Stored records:
···

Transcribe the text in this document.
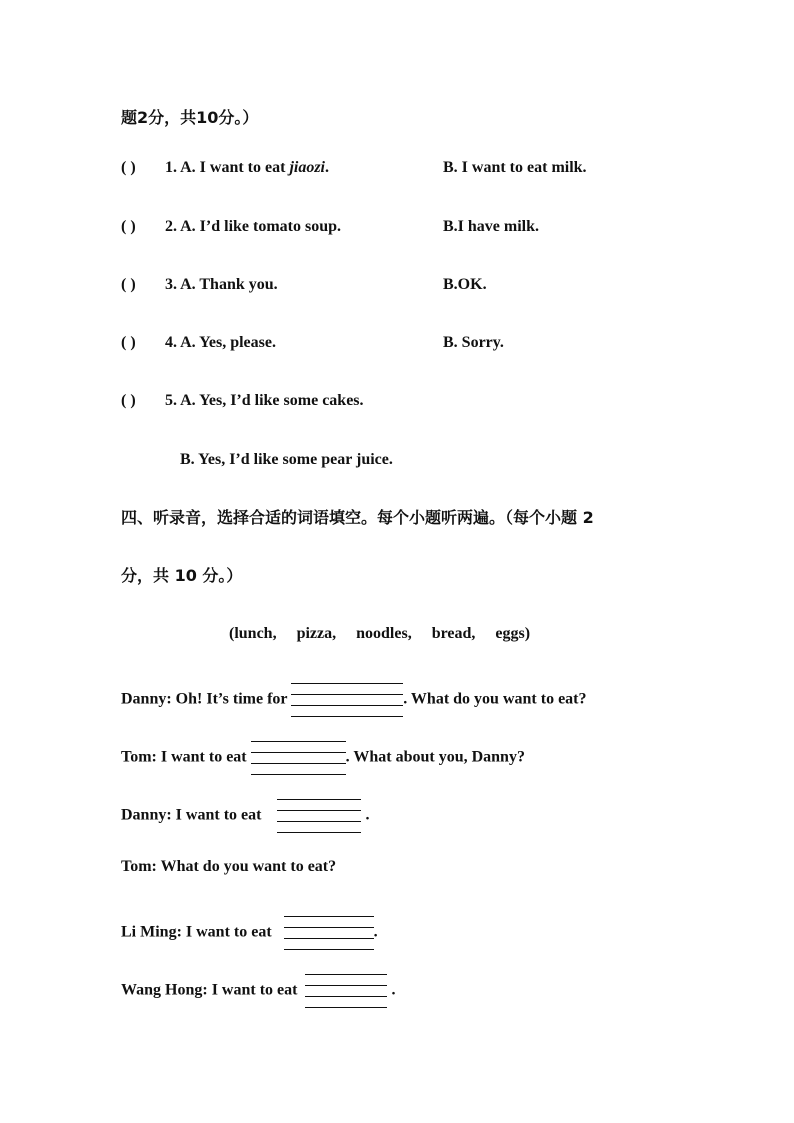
题2分，共10分。）
( ) 1. A. I want to eat jiaozi.	B. I want to eat milk.
( ) 2. A. I’d like tomato soup.	B.I have milk.
( ) 3. A. Thank you.	B.OK.
( ) 4. A. Yes, please.	B. Sorry.
( ) 5. A. Yes, I’d like some cakes.
B. Yes, I’d like some pear juice.
四、听录音，选择合适的词语填空。每个小题听两遍。（每个小题 2
分，共 10 分。）
(lunch,     pizza,     noodles,     bread,     eggs)
Danny: Oh! It’s time for	. What do you want to eat?
Tom: I want to eat	. What about you, Danny?
Danny: I want to eat	.
Tom: What do you want to eat?
Li Ming: I want to eat	.
Wang Hong: I want to eat	.
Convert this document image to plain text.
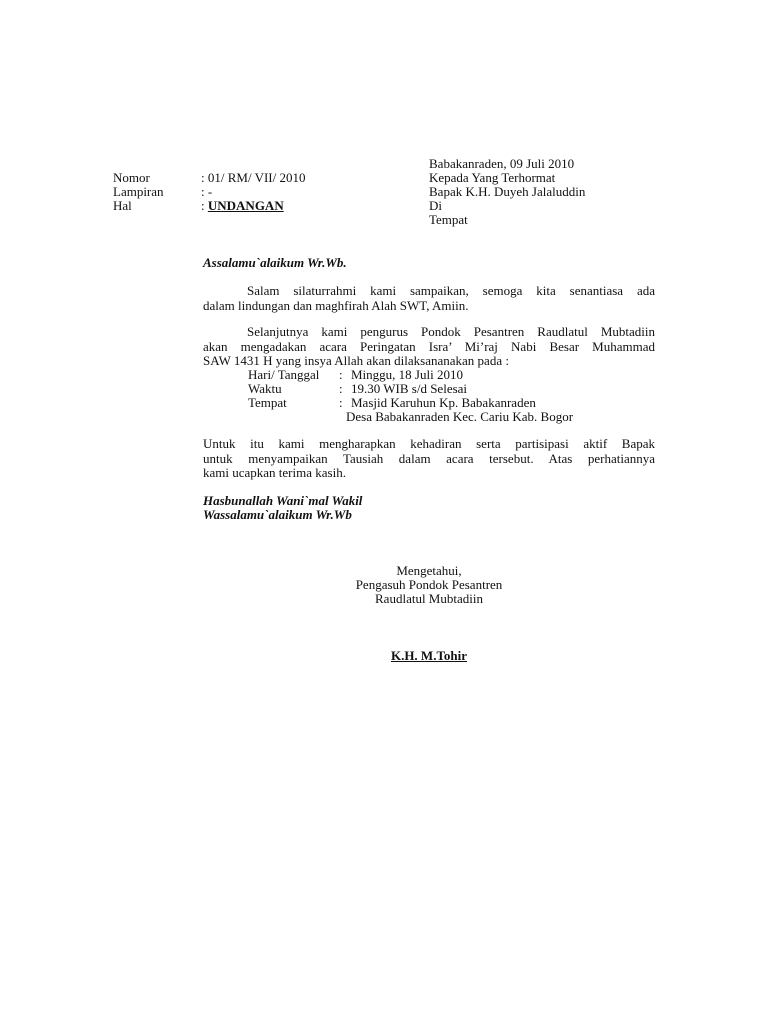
Babakanraden, 09 Juli 2010
Kepada Yang Terhormat
Bapak K.H. Duyeh Jalaluddin
Di
Tempat
Nomor	: 01/ RM/ VII/ 2010
Lampiran	: -
Hal	: UNDANGAN
Assalamu`alaikum Wr.Wb.
Salam silaturrahmi kami sampaikan, semoga kita senantiasa ada
dalam lindungan dan maghfirah Alah SWT, Amiin.
Selanjutnya kami pengurus Pondok Pesantren Raudlatul Mubtadiin
akan mengadakan acara Peringatan Isra’ Mi’raj Nabi Besar Muhammad
SAW 1431 H yang insya Allah akan dilaksananakan pada :
Hari/ Tanggal : Minggu, 18 Juli 2010
Waktu	: 19.30 WIB s/d Selesai
Tempat	: Masjid Karuhun Kp. Babakanraden
Desa Babakanraden Kec. Cariu Kab. Bogor
Untuk itu kami mengharapkan kehadiran serta partisipasi aktif Bapak
untuk menyampaikan Tausiah dalam acara tersebut. Atas perhatiannya
kami ucapkan terima kasih.
Hasbunallah Wani`mal Wakil
Wassalamu`alaikum Wr.Wb
Mengetahui,
Pengasuh Pondok Pesantren
Raudlatul Mubtadiin
K.H. M.Tohir
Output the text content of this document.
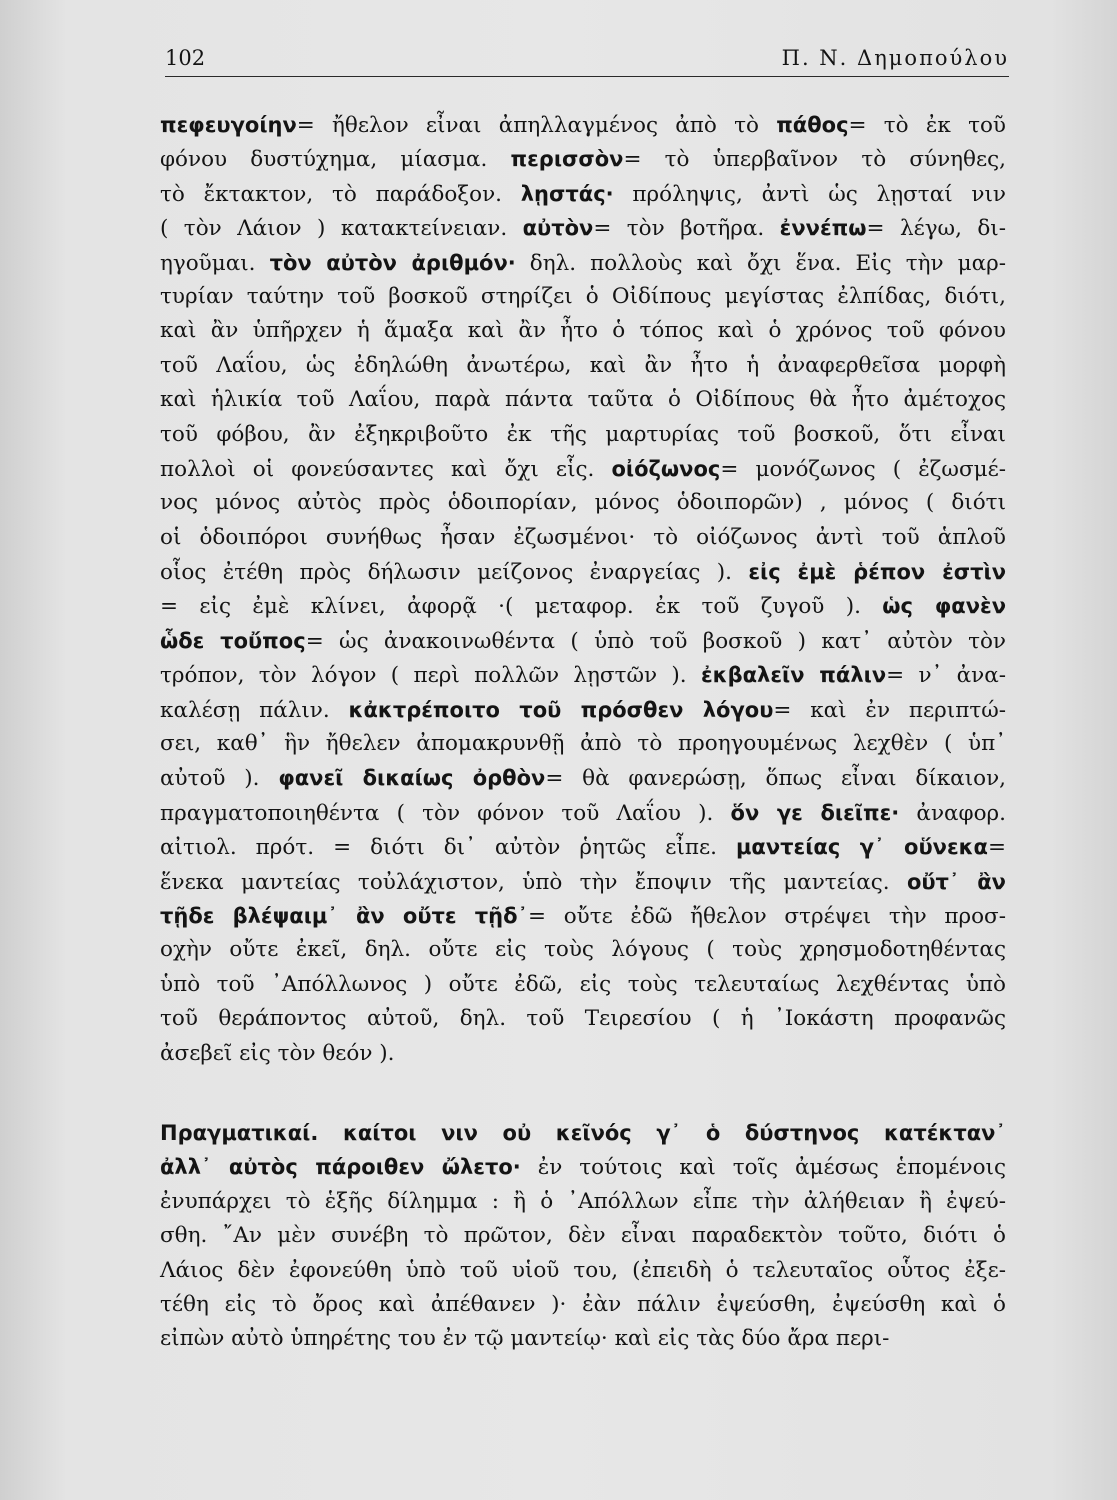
102	Π. Ν. Δημοπούλου
πεφευγοίην= ἤθελον εἶναι ἀπηλλαγμένος ἀπὸ τὸ πάθος= τὸ ἐκ τοῦ
φόνου δυστύχημα, μίασμα. περισσὸν= τὸ ὑπερβαῖνον τὸ σύνηθες,
τὸ ἔκτακτον, τὸ παράδοξον. λῃστάς· πρόληψις, ἀντὶ ὡς λῃσταί νιν
( τὸν Λάιον ) κατακτείνειαν. αὐτὸν= τὸν βοτῆρα. ἐννέπω= λέγω, δι-
ηγοῦμαι. τὸν αὐτὸν ἀριθμόν· δηλ. πολλοὺς καὶ ὄχι ἕνα. Εἰς τὴν μαρ-
τυρίαν ταύτην τοῦ βοσκοῦ στηρίζει ὁ Οἰδίπους μεγίστας ἐλπίδας, διότι,
καὶ ἂν ὑπῆρχεν ἡ ἅμαξα καὶ ἂν ἦτο ὁ τόπος καὶ ὁ χρόνος τοῦ φόνου
τοῦ Λαΐου, ὡς ἐδηλώθη ἀνωτέρω, καὶ ἂν ἦτο ἡ ἀναφερθεῖσα μορφὴ
καὶ ἡλικία τοῦ Λαΐου, παρὰ πάντα ταῦτα ὁ Οἰδίπους θὰ ἦτο ἀμέτοχος
τοῦ φόβου, ἂν ἐξηκριβοῦτο ἐκ τῆς μαρτυρίας τοῦ βοσκοῦ, ὅτι εἶναι
πολλοὶ οἱ φονεύσαντες καὶ ὄχι εἷς. οἰόζωνος= μονόζωνος ( ἐζωσμέ-
νος μόνος αὐτὸς πρὸς ὁδοιπορίαν, μόνος ὁδοιπορῶν) , μόνος ( διότι
οἱ ὁδοιπόροι συνήθως ἦσαν ἐζωσμένοι· τὸ οἰόζωνος ἀντὶ τοῦ ἁπλοῦ
οἷος ἐτέθη πρὸς δήλωσιν μείζονος ἐναργείας ). εἰς ἐμὲ ῥέπον ἐστὶν
= εἰς ἐμὲ κλίνει, ἀφορᾷ ·( μεταφορ. ἐκ τοῦ ζυγοῦ ). ὡς φανὲν
ὧδε τοὔπος= ὡς ἀνακοινωθέντα ( ὑπὸ τοῦ βοσκοῦ ) κατ᾽ αὐτὸν τὸν
τρόπον, τὸν λόγον ( περὶ πολλῶν λῃστῶν ). ἐκβαλεῖν πάλιν= ν᾽ ἀνα-
καλέσῃ πάλιν. κἀκτρέποιτο τοῦ πρόσθεν λόγου= καὶ ἐν περιπτώ-
σει, καθ᾽ ἣν ἤθελεν ἀπομακρυνθῇ ἀπὸ τὸ προηγουμένως λεχθὲν ( ὑπ᾽
αὐτοῦ ). φανεῖ δικαίως ὀρθὸν= θὰ φανερώσῃ, ὅπως εἶναι δίκαιον,
πραγματοποιηθέντα ( τὸν φόνον τοῦ Λαΐου ). ὅν γε διεῖπε· ἀναφορ.
αἰτιολ. πρότ. = διότι δι᾽ αὐτὸν ῥητῶς εἶπε. μαντείας γ᾽ οὕνεκα=
ἕνεκα μαντείας τοὐλάχιστον, ὑπὸ τὴν ἔποψιν τῆς μαντείας. οὔτ᾽ ἂν
τῇδε βλέψαιμ᾽ ἂν οὔτε τῇδ᾽= οὔτε ἐδῶ ἤθελον στρέψει τὴν προσ-
οχὴν οὔτε ἐκεῖ, δηλ. οὔτε εἰς τοὺς λόγους ( τοὺς χρησμοδοτηθέντας
ὑπὸ τοῦ ᾽Απόλλωνος ) οὔτε ἐδῶ, εἰς τοὺς τελευταίως λεχθέντας ὑπὸ
τοῦ θεράποντος αὐτοῦ, δηλ. τοῦ Τειρεσίου ( ἡ ᾽Ιοκάστη προφανῶς
ἀσεβεῖ εἰς τὸν θεόν ).
Πραγματικαί. καίτοι νιν οὐ κεῖνός γ᾽ ὁ δύστηνος κατέκταν᾽
ἀλλ᾽ αὐτὸς πάροιθεν ὤλετο· ἐν τούτοις καὶ τοῖς ἀμέσως ἑπομένοις
ἐνυπάρχει τὸ ἑξῆς δίλημμα : ἢ ὁ ᾽Απόλλων εἶπε τὴν ἀλήθειαν ἢ ἐψεύ-
σθη. ῎Αν μὲν συνέβη τὸ πρῶτον, δὲν εἶναι παραδεκτὸν τοῦτο, διότι ὁ
Λάιος δὲν ἐφονεύθη ὑπὸ τοῦ υἱοῦ του, (ἐπειδὴ ὁ τελευταῖος οὗτος ἐξε-
τέθη εἰς τὸ ὄρος καὶ ἀπέθανεν )· ἐὰν πάλιν ἐψεύσθη, ἐψεύσθη καὶ ὁ
εἰπὼν αὐτὸ ὑπηρέτης του ἐν τῷ μαντείῳ· καὶ εἰς τὰς δύο ἄρα περι-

···

Exercise aim:
Using the entries above, find all lines with "Οἰδίπους". Copy them.

Answer to this exercise:
τυρίαν ταύτην τοῦ βοσκοῦ στηρίζει ὁ Οἰδίπους μεγίστας ἐλπίδας, διότι,
καὶ ἡλικία τοῦ Λαΐου, παρὰ πάντα ταῦτα ὁ Οἰδίπους θὰ ἦτο ἀμέτοχος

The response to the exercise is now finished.